**SHORT EXERCISE:**
Work out how many lines hold the string "pentru". Give that number and nothing more.

--

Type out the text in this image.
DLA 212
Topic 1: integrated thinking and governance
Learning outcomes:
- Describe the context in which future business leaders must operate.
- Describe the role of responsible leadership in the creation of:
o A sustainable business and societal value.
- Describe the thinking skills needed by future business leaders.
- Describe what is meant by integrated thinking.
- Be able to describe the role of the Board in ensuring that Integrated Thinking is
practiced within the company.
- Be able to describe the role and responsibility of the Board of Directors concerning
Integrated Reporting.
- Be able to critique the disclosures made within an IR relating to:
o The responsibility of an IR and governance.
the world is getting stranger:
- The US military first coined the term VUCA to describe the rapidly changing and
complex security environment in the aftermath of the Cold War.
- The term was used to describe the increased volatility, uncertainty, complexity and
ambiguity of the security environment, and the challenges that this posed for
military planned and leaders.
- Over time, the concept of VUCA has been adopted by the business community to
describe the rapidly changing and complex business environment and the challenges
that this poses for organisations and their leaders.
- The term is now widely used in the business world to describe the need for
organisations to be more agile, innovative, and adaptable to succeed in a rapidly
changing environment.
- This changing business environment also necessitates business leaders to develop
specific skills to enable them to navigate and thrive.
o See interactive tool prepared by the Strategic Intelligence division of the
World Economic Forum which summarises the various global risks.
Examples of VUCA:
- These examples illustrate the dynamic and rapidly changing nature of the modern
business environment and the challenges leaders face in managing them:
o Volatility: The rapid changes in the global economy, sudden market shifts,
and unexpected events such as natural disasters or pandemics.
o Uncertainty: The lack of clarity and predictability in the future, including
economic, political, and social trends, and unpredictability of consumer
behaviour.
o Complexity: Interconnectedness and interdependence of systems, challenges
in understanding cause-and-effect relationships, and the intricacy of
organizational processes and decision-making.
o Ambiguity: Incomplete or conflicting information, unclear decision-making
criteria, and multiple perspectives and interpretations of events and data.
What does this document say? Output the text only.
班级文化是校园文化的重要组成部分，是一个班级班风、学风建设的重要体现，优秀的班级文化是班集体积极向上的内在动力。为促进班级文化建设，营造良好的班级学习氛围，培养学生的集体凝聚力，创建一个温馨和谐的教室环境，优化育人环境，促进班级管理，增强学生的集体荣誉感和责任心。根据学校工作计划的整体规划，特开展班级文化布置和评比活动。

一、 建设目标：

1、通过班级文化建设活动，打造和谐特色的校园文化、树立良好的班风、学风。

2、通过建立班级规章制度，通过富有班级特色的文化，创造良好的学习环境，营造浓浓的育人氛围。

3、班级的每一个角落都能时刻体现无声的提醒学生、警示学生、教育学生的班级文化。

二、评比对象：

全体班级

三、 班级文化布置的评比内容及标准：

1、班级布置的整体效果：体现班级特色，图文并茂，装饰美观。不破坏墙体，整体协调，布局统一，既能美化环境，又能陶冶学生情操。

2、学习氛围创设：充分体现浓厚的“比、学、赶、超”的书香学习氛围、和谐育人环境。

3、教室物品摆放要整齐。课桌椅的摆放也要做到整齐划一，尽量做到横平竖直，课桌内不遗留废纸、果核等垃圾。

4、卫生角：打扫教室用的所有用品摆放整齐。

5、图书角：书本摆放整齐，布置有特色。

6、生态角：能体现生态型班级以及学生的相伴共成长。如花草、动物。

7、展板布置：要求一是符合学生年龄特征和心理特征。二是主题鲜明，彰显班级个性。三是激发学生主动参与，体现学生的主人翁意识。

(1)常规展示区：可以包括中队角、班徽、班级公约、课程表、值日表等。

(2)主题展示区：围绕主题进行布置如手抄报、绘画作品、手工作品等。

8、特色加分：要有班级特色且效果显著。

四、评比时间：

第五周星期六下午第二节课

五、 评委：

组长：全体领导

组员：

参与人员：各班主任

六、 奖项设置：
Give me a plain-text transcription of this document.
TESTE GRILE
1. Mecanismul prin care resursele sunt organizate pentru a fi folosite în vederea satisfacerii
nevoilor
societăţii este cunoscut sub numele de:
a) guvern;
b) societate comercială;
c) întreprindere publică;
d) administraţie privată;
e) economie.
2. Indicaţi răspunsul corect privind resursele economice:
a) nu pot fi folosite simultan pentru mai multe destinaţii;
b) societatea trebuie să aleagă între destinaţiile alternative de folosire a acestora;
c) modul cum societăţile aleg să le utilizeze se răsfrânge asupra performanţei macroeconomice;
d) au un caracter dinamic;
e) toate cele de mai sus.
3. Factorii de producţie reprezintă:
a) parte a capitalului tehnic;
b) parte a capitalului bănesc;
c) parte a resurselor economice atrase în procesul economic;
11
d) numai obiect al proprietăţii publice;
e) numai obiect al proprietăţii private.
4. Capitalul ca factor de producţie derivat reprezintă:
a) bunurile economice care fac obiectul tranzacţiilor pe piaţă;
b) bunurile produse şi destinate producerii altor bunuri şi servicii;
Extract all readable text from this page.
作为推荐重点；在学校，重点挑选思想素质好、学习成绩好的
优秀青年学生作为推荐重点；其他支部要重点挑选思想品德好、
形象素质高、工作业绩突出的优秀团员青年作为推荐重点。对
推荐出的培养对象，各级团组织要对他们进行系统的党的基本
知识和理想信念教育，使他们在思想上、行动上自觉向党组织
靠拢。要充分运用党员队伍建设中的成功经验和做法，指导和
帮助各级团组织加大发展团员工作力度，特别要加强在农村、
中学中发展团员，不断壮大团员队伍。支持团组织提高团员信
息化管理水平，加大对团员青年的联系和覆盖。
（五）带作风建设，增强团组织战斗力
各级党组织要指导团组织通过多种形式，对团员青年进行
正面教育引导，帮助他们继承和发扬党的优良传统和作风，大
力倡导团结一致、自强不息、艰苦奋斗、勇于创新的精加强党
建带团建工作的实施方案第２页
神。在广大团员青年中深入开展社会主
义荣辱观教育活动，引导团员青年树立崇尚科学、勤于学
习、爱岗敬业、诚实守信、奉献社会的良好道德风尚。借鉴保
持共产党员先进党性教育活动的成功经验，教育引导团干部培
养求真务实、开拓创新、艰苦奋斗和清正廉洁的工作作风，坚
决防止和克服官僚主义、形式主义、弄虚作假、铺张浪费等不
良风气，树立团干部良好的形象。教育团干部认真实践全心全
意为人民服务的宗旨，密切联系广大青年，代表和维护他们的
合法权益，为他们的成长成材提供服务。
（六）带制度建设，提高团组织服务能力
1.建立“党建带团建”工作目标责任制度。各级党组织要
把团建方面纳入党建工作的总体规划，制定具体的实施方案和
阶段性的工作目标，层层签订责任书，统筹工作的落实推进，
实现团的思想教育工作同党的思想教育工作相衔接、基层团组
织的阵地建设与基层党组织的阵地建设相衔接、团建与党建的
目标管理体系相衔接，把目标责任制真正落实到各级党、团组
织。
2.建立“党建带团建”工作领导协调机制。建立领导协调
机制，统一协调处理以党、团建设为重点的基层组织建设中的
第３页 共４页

--

**RESULT OF THIS EXERCISE:**
2